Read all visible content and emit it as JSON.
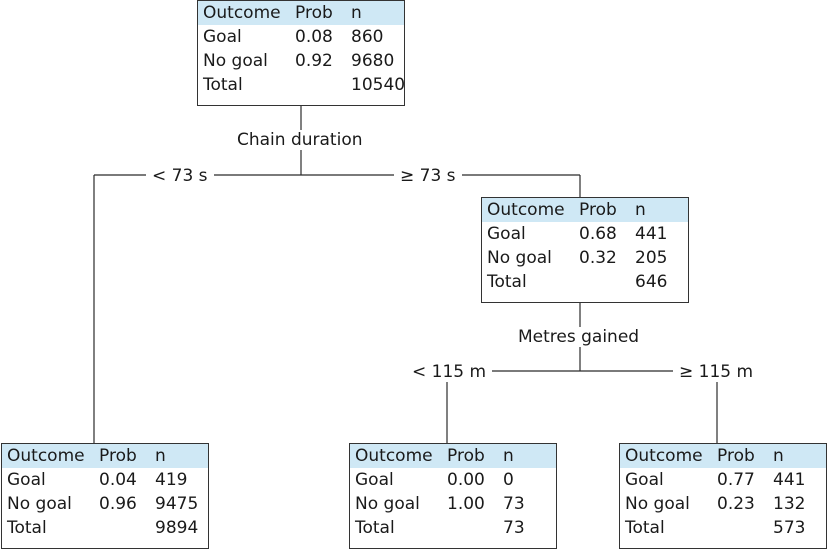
{
  "header": {
    "outcome": "Outcome",
    "prob": "Prob",
    "n": "n"
  },
  "nodes": {
    "root": {
      "rows": [
        {
          "outcome": "Goal",
          "prob": "0.08",
          "n": "860"
        },
        {
          "outcome": "No goal",
          "prob": "0.92",
          "n": "9680"
        },
        {
          "outcome": "Total",
          "prob": "",
          "n": "10540"
        }
      ]
    },
    "chain_short": {
      "rows": [
        {
          "outcome": "Goal",
          "prob": "0.04",
          "n": "419"
        },
        {
          "outcome": "No goal",
          "prob": "0.96",
          "n": "9475"
        },
        {
          "outcome": "Total",
          "prob": "",
          "n": "9894"
        }
      ]
    },
    "chain_long": {
      "rows": [
        {
          "outcome": "Goal",
          "prob": "0.68",
          "n": "441"
        },
        {
          "outcome": "No goal",
          "prob": "0.32",
          "n": "205"
        },
        {
          "outcome": "Total",
          "prob": "",
          "n": "646"
        }
      ]
    },
    "metres_short": {
      "rows": [
        {
          "outcome": "Goal",
          "prob": "0.00",
          "n": "0"
        },
        {
          "outcome": "No goal",
          "prob": "1.00",
          "n": "73"
        },
        {
          "outcome": "Total",
          "prob": "",
          "n": "73"
        }
      ]
    },
    "metres_long": {
      "rows": [
        {
          "outcome": "Goal",
          "prob": "0.77",
          "n": "441"
        },
        {
          "outcome": "No goal",
          "prob": "0.23",
          "n": "132"
        },
        {
          "outcome": "Total",
          "prob": "",
          "n": "573"
        }
      ]
    }
  },
  "splits": {
    "chain": {
      "variable": "Chain duration",
      "left": "< 73 s",
      "right": "≥ 73 s"
    },
    "metres": {
      "variable": "Metres gained",
      "left": "< 115 m",
      "right": "≥ 115 m"
    }
  },
  "colors": {
    "header_fill": "#cfe8f5",
    "border": "#333333",
    "line": "#2b2b2b"
  }
}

• • • •

Description of the task —
Repeat the data exactly, excluding the pictures.

Final result —
Read all visible content and emit it as JSON.
{
  "header": {
    "outcome": "Outcome",
    "prob": "Prob",
    "n": "n"
  },
  "nodes": {
    "root": {
      "rows": [
        {
          "outcome": "Goal",
          "prob": "0.08",
          "n": "860"
        },
        {
          "outcome": "No goal",
          "prob": "0.92",
          "n": "9680"
        },
        {
          "outcome": "Total",
          "prob": "",
          "n": "10540"
        }
      ]
    },
    "chain_short": {
      "rows": [
        {
          "outcome": "Goal",
          "prob": "0.04",
          "n": "419"
        },
        {
          "outcome": "No goal",
          "prob": "0.96",
          "n": "9475"
        },
        {
          "outcome": "Total",
          "prob": "",
          "n": "9894"
        }
      ]
    },
    "chain_long": {
      "rows": [
        {
          "outcome": "Goal",
          "prob": "0.68",
          "n": "441"
        },
        {
          "outcome": "No goal",
          "prob": "0.32",
          "n": "205"
        },
        {
          "outcome": "Total",
          "prob": "",
          "n": "646"
        }
      ]
    },
    "metres_short": {
      "rows": [
        {
          "outcome": "Goal",
          "prob": "0.00",
          "n": "0"
        },
        {
          "outcome": "No goal",
          "prob": "1.00",
          "n": "73"
        },
        {
          "outcome": "Total",
          "prob": "",
          "n": "73"
        }
      ]
    },
    "metres_long": {
      "rows": [
        {
          "outcome": "Goal",
          "prob": "0.77",
          "n": "441"
        },
        {
          "outcome": "No goal",
          "prob": "0.23",
          "n": "132"
        },
        {
          "outcome": "Total",
          "prob": "",
          "n": "573"
        }
      ]
    }
  },
  "splits": {
    "chain": {
      "variable": "Chain duration",
      "left": "< 73 s",
      "right": "≥ 73 s"
    },
    "metres": {
      "variable": "Metres gained",
      "left": "< 115 m",
      "right": "≥ 115 m"
    }
  },
  "colors": {
    "header_fill": "#cfe8f5",
    "border": "#333333",
    "line": "#2b2b2b"
  }
}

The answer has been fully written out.